- [TASK]: Show, in full, each line of the data that contains "下列说法正确的是".

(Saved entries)
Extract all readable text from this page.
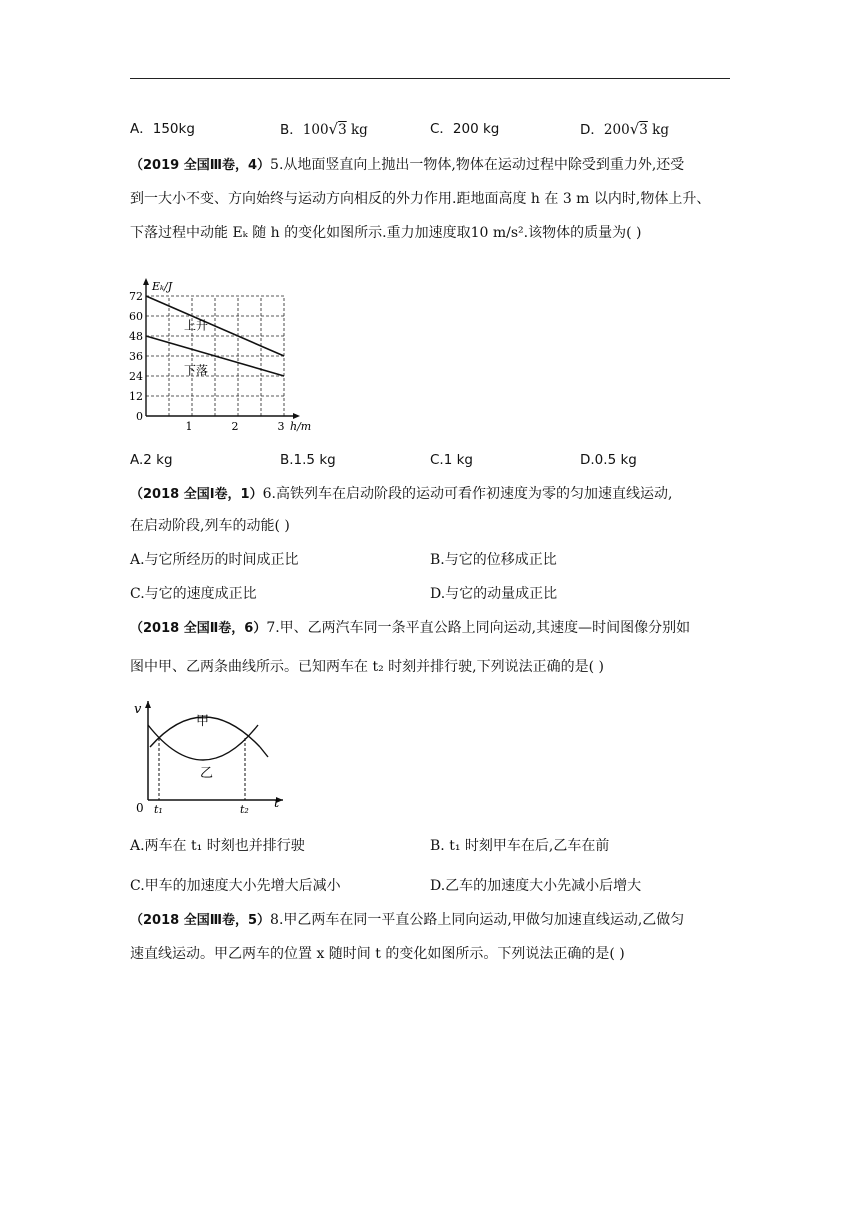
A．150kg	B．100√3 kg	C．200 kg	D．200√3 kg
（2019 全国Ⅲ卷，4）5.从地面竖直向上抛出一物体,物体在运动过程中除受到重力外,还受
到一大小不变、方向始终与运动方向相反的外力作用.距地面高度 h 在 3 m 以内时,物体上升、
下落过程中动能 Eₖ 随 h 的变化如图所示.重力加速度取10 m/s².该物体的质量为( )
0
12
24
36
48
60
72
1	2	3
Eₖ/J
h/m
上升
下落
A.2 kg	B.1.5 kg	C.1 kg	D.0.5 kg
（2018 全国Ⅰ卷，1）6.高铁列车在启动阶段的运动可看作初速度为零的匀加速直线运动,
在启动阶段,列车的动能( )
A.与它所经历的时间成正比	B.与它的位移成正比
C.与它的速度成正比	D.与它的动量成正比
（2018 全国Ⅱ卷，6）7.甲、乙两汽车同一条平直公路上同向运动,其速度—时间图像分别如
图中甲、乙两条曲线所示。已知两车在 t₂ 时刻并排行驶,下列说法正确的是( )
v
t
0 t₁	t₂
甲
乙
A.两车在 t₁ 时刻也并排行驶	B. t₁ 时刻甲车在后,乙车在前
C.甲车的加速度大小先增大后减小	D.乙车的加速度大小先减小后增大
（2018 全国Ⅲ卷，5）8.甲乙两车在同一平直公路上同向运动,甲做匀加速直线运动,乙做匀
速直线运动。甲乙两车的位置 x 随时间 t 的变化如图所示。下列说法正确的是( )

...

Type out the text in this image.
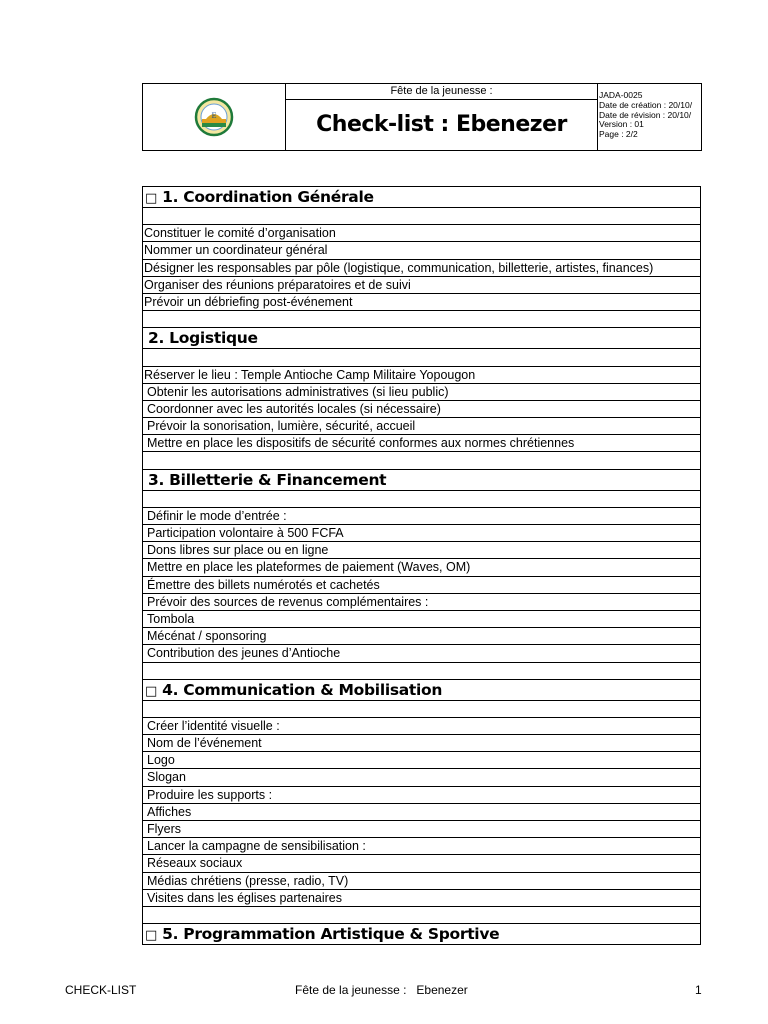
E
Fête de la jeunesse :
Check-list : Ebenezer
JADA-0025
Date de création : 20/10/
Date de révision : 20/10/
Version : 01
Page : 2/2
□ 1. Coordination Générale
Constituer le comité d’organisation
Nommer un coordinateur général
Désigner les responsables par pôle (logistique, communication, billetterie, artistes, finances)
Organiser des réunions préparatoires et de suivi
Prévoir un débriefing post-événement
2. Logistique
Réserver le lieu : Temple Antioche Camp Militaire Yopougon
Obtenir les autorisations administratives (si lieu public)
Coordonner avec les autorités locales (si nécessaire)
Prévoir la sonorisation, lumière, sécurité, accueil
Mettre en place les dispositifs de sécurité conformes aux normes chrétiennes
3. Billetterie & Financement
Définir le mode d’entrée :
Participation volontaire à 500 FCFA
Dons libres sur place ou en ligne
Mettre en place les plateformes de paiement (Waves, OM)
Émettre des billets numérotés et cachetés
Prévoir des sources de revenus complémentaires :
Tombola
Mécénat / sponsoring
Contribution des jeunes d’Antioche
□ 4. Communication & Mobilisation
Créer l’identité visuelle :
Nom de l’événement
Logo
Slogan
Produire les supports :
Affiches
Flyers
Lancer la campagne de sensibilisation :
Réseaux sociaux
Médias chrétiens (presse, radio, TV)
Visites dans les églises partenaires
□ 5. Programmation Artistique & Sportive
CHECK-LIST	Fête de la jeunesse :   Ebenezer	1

- [WRITTEN ANSWER]:
图中甲、乙两条曲线所示。已知两车在 t₂ 时刻并排行驶,下列说法正确的是( )
速直线运动。甲乙两车的位置 x 随时间 t 的变化如图所示。下列说法正确的是( )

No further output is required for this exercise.